=== WRITTEN REQUEST ===
Every record below is to be retyped exactly.
::::
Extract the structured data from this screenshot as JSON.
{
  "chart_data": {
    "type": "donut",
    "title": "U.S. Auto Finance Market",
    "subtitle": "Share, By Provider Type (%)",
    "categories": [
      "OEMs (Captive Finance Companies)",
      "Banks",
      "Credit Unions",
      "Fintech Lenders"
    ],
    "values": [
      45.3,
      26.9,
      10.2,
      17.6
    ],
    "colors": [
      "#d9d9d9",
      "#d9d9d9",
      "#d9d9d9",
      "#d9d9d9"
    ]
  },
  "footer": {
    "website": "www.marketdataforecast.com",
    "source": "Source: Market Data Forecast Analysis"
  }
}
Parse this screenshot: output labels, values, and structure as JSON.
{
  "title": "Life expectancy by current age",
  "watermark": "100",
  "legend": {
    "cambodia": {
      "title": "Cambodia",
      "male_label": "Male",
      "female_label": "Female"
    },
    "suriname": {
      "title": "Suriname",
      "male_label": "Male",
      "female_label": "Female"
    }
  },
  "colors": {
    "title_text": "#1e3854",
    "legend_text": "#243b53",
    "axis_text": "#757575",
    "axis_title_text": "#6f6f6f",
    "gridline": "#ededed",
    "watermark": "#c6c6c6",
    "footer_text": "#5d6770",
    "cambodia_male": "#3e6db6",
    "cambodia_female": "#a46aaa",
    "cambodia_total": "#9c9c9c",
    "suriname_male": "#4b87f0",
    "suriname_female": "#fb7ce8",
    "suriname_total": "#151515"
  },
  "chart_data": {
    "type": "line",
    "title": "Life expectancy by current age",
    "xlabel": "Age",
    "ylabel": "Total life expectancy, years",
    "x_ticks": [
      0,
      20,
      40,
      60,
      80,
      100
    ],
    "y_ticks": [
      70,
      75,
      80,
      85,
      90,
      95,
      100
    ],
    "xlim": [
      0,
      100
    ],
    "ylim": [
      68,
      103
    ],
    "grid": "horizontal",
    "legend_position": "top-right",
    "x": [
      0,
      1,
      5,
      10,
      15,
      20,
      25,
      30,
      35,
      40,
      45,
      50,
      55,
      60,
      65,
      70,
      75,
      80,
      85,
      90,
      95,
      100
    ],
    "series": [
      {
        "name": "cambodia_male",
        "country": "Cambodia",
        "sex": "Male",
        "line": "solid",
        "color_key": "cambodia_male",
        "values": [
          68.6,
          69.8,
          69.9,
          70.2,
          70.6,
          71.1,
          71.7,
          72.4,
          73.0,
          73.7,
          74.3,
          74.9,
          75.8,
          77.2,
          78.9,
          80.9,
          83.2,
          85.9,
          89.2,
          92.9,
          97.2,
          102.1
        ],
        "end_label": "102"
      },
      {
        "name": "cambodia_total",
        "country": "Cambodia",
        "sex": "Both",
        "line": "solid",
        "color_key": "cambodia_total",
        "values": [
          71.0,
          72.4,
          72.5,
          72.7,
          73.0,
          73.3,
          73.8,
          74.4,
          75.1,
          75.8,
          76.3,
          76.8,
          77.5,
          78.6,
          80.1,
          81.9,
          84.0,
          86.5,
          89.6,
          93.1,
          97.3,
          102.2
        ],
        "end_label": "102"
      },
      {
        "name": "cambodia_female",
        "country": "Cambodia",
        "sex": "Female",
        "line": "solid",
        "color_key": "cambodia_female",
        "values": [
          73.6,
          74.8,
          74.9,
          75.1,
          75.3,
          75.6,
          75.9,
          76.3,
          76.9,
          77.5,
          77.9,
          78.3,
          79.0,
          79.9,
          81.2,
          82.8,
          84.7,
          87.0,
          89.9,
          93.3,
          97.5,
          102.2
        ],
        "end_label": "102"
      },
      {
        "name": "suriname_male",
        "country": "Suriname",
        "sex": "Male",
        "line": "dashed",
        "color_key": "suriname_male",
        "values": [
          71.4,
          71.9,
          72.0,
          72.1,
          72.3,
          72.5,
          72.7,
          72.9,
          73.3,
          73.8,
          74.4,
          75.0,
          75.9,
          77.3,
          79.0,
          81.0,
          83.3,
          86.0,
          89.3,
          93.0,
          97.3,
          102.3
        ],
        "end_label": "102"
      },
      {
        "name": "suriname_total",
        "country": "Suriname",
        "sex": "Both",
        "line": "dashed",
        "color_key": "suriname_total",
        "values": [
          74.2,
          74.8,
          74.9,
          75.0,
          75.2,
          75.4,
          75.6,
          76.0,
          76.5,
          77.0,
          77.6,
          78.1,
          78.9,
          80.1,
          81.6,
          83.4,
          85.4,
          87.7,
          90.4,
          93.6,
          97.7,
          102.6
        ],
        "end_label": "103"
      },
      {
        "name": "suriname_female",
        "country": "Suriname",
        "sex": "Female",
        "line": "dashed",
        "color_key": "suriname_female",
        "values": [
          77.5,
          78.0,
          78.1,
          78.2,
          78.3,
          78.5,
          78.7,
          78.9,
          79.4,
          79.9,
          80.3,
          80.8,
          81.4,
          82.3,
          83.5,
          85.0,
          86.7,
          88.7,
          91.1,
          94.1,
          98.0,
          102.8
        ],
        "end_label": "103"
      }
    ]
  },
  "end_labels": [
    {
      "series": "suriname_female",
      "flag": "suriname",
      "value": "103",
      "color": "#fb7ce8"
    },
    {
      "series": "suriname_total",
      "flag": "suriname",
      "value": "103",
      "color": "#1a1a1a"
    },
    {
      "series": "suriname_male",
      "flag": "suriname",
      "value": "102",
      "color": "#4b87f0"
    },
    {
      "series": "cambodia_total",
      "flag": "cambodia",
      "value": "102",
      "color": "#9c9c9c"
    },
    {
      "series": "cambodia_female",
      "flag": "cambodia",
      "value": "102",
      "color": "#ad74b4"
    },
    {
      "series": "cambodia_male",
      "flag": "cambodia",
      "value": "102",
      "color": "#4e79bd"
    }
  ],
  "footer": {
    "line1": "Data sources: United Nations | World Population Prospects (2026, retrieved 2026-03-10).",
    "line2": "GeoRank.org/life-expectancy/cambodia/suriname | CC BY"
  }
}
::::
=== WRITTEN ANSWER ===
Extract the structured data from this screenshot as JSON.
{
  "chart_data": {
    "type": "donut",
    "title": "U.S. Auto Finance Market",
    "subtitle": "Share, By Provider Type (%)",
    "categories": [
      "OEMs (Captive Finance Companies)",
      "Banks",
      "Credit Unions",
      "Fintech Lenders"
    ],
    "values": [
      45.3,
      26.9,
      10.2,
      17.6
    ],
    "colors": [
      "#d9d9d9",
      "#d9d9d9",
      "#d9d9d9",
      "#d9d9d9"
    ]
  },
  "footer": {
    "website": "www.marketdataforecast.com",
    "source": "Source: Market Data Forecast Analysis"
  }
}
Parse this screenshot: output labels, values, and structure as JSON.
{
  "title": "Life expectancy by current age",
  "watermark": "100",
  "legend": {
    "cambodia": {
      "title": "Cambodia",
      "male_label": "Male",
      "female_label": "Female"
    },
    "suriname": {
      "title": "Suriname",
      "male_label": "Male",
      "female_label": "Female"
    }
  },
  "colors": {
    "title_text": "#1e3854",
    "legend_text": "#243b53",
    "axis_text": "#757575",
    "axis_title_text": "#6f6f6f",
    "gridline": "#ededed",
    "watermark": "#c6c6c6",
    "footer_text": "#5d6770",
    "cambodia_male": "#3e6db6",
    "cambodia_female": "#a46aaa",
    "cambodia_total": "#9c9c9c",
    "suriname_male": "#4b87f0",
    "suriname_female": "#fb7ce8",
    "suriname_total": "#151515"
  },
  "chart_data": {
    "type": "line",
    "title": "Life expectancy by current age",
    "xlabel": "Age",
    "ylabel": "Total life expectancy, years",
    "x_ticks": [
      0,
      20,
      40,
      60,
      80,
      100
    ],
    "y_ticks": [
      70,
      75,
      80,
      85,
      90,
      95,
      100
    ],
    "xlim": [
      0,
      100
    ],
    "ylim": [
      68,
      103
    ],
    "grid": "horizontal",
    "legend_position": "top-right",
    "x": [
      0,
      1,
      5,
      10,
      15,
      20,
      25,
      30,
      35,
      40,
      45,
      50,
      55,
      60,
      65,
      70,
      75,
      80,
      85,
      90,
      95,
      100
    ],
    "series": [
      {
        "name": "cambodia_male",
        "country": "Cambodia",
        "sex": "Male",
        "line": "solid",
        "color_key": "cambodia_male",
        "values": [
          68.6,
          69.8,
          69.9,
          70.2,
          70.6,
          71.1,
          71.7,
          72.4,
          73.0,
          73.7,
          74.3,
          74.9,
          75.8,
          77.2,
          78.9,
          80.9,
          83.2,
          85.9,
          89.2,
          92.9,
          97.2,
          102.1
        ],
        "end_label": "102"
      },
      {
        "name": "cambodia_total",
        "country": "Cambodia",
        "sex": "Both",
        "line": "solid",
        "color_key": "cambodia_total",
        "values": [
          71.0,
          72.4,
          72.5,
          72.7,
          73.0,
          73.3,
          73.8,
          74.4,
          75.1,
          75.8,
          76.3,
          76.8,
          77.5,
          78.6,
          80.1,
          81.9,
          84.0,
          86.5,
          89.6,
          93.1,
          97.3,
          102.2
        ],
        "end_label": "102"
      },
      {
        "name": "cambodia_female",
        "country": "Cambodia",
        "sex": "Female",
        "line": "solid",
        "color_key": "cambodia_female",
        "values": [
          73.6,
          74.8,
          74.9,
          75.1,
          75.3,
          75.6,
          75.9,
          76.3,
          76.9,
          77.5,
          77.9,
          78.3,
          79.0,
          79.9,
          81.2,
          82.8,
          84.7,
          87.0,
          89.9,
          93.3,
          97.5,
          102.2
        ],
        "end_label": "102"
      },
      {
        "name": "suriname_male",
        "country": "Suriname",
        "sex": "Male",
        "line": "dashed",
        "color_key": "suriname_male",
        "values": [
          71.4,
          71.9,
          72.0,
          72.1,
          72.3,
          72.5,
          72.7,
          72.9,
          73.3,
          73.8,
          74.4,
          75.0,
          75.9,
          77.3,
          79.0,
          81.0,
          83.3,
          86.0,
          89.3,
          93.0,
          97.3,
          102.3
        ],
        "end_label": "102"
      },
      {
        "name": "suriname_total",
        "country": "Suriname",
        "sex": "Both",
        "line": "dashed",
        "color_key": "suriname_total",
        "values": [
          74.2,
          74.8,
          74.9,
          75.0,
          75.2,
          75.4,
          75.6,
          76.0,
          76.5,
          77.0,
          77.6,
          78.1,
          78.9,
          80.1,
          81.6,
          83.4,
          85.4,
          87.7,
          90.4,
          93.6,
          97.7,
          102.6
        ],
        "end_label": "103"
      },
      {
        "name": "suriname_female",
        "country": "Suriname",
        "sex": "Female",
        "line": "dashed",
        "color_key": "suriname_female",
        "values": [
          77.5,
          78.0,
          78.1,
          78.2,
          78.3,
          78.5,
          78.7,
          78.9,
          79.4,
          79.9,
          80.3,
          80.8,
          81.4,
          82.3,
          83.5,
          85.0,
          86.7,
          88.7,
          91.1,
          94.1,
          98.0,
          102.8
        ],
        "end_label": "103"
      }
    ]
  },
  "end_labels": [
    {
      "series": "suriname_female",
      "flag": "suriname",
      "value": "103",
      "color": "#fb7ce8"
    },
    {
      "series": "suriname_total",
      "flag": "suriname",
      "value": "103",
      "color": "#1a1a1a"
    },
    {
      "series": "suriname_male",
      "flag": "suriname",
      "value": "102",
      "color": "#4b87f0"
    },
    {
      "series": "cambodia_total",
      "flag": "cambodia",
      "value": "102",
      "color": "#9c9c9c"
    },
    {
      "series": "cambodia_female",
      "flag": "cambodia",
      "value": "102",
      "color": "#ad74b4"
    },
    {
      "series": "cambodia_male",
      "flag": "cambodia",
      "value": "102",
      "color": "#4e79bd"
    }
  ],
  "footer": {
    "line1": "Data sources: United Nations | World Population Prospects (2026, retrieved 2026-03-10).",
    "line2": "GeoRank.org/life-expectancy/cambodia/suriname | CC BY"
  }
}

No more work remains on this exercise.